Figure data in JSON
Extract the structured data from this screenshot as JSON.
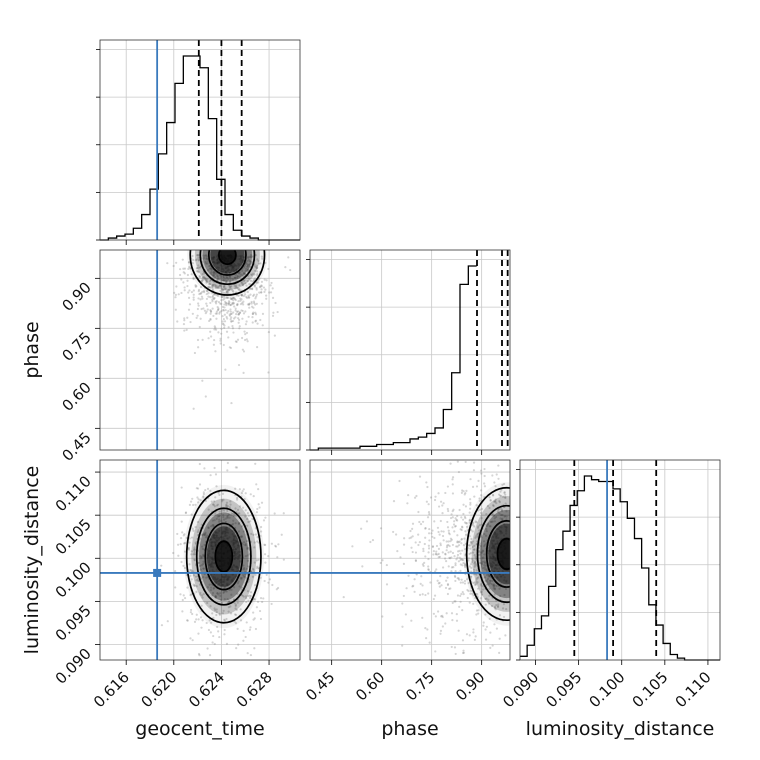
{
  "chart_data": {
    "type": "corner",
    "parameters": [
      "geocent_time",
      "phase",
      "luminosity_distance"
    ],
    "truths": {
      "geocent_time": 0.6186,
      "luminosity_distance": 0.0983
    },
    "colors": {
      "truth": "#3a7abd",
      "hist": "#000000",
      "density": "#000000",
      "samples": "#888888"
    },
    "ranges": {
      "geocent_time": [
        0.6138,
        0.6306
      ],
      "phase": [
        0.385,
        0.985
      ],
      "luminosity_distance": [
        0.0882,
        0.1114
      ]
    },
    "ticks": {
      "geocent_time": [
        "0.616",
        "0.620",
        "0.624",
        "0.628"
      ],
      "phase": [
        "0.45",
        "0.60",
        "0.75",
        "0.90"
      ],
      "luminosity_distance": [
        "0.090",
        "0.095",
        "0.100",
        "0.105",
        "0.110"
      ]
    },
    "quantiles": {
      "geocent_time": [
        0.6221,
        0.624,
        0.6257
      ],
      "phase": [
        0.886,
        0.961,
        0.978
      ],
      "luminosity_distance": [
        0.0945,
        0.099,
        0.104
      ]
    },
    "histograms": {
      "geocent_time": {
        "edges_start": 0.6138,
        "bin_width": 0.0007,
        "counts": [
          0,
          1,
          2,
          3,
          6,
          13,
          26,
          44,
          60,
          80,
          94,
          94,
          88,
          62,
          31,
          13,
          5,
          2,
          1,
          0,
          0,
          0,
          0,
          0
        ]
      },
      "phase": {
        "edges_start": 0.385,
        "bin_width": 0.025,
        "counts": [
          0,
          1,
          1,
          1,
          1,
          1,
          2,
          2,
          3,
          3,
          4,
          4,
          6,
          7,
          9,
          12,
          22,
          42,
          90,
          100
        ]
      },
      "luminosity_distance": {
        "edges_start": 0.0882,
        "bin_width": 0.00083,
        "counts": [
          2,
          8,
          17,
          24,
          40,
          60,
          70,
          84,
          92,
          100,
          98,
          97,
          97,
          93,
          86,
          77,
          66,
          50,
          30,
          19,
          9,
          3,
          1,
          0,
          0,
          0,
          0,
          0
        ]
      }
    },
    "density_peaks": {
      "geocent_time_vs_phase": {
        "x": 0.6245,
        "y": 0.97
      },
      "geocent_time_vs_luminosity_distance": {
        "x": 0.6242,
        "y": 0.1002
      },
      "phase_vs_luminosity_distance": {
        "x": 0.975,
        "y": 0.1005
      }
    }
  },
  "labels": {
    "x0": "geocent_time",
    "x1": "phase",
    "x2": "luminosity_distance",
    "y1": "phase",
    "y2": "luminosity_distance"
  }
}
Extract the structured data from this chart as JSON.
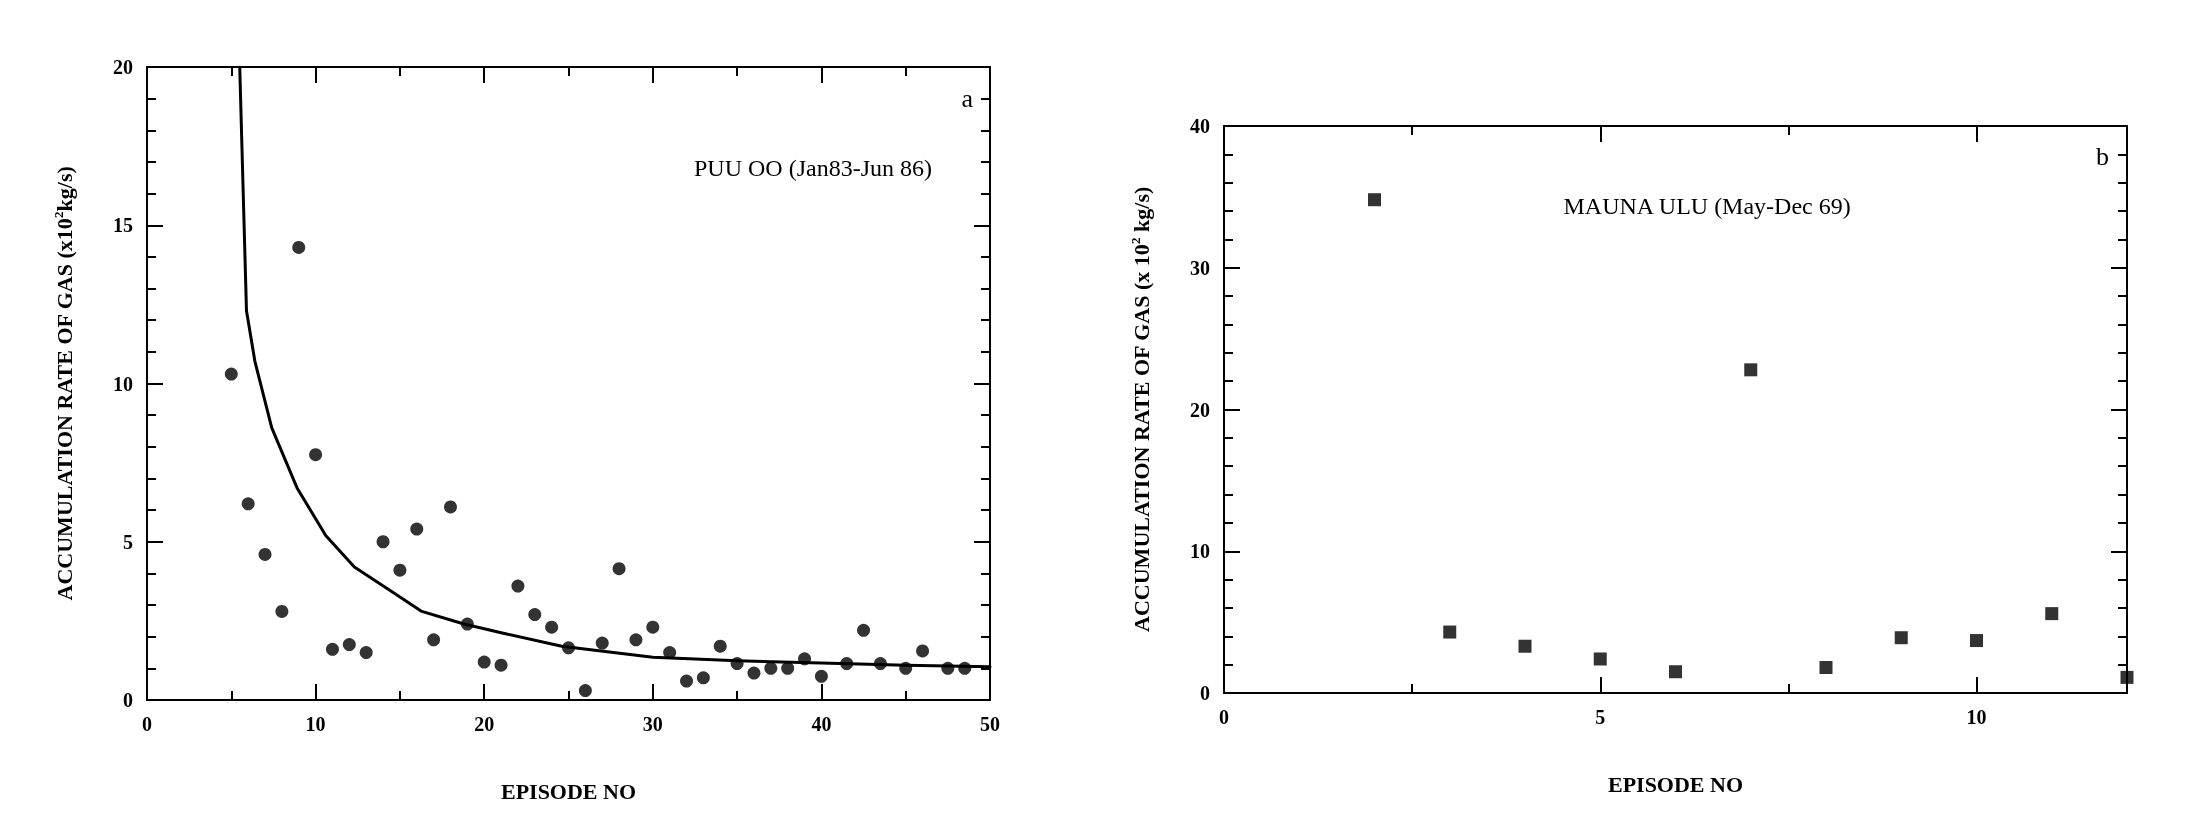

== Prompt ==
Filter for "from". Return all lines that hold it.

== Result ==
Extract the structured data from this screenshot as JSON.
Extract the structured data from this chart as JSON.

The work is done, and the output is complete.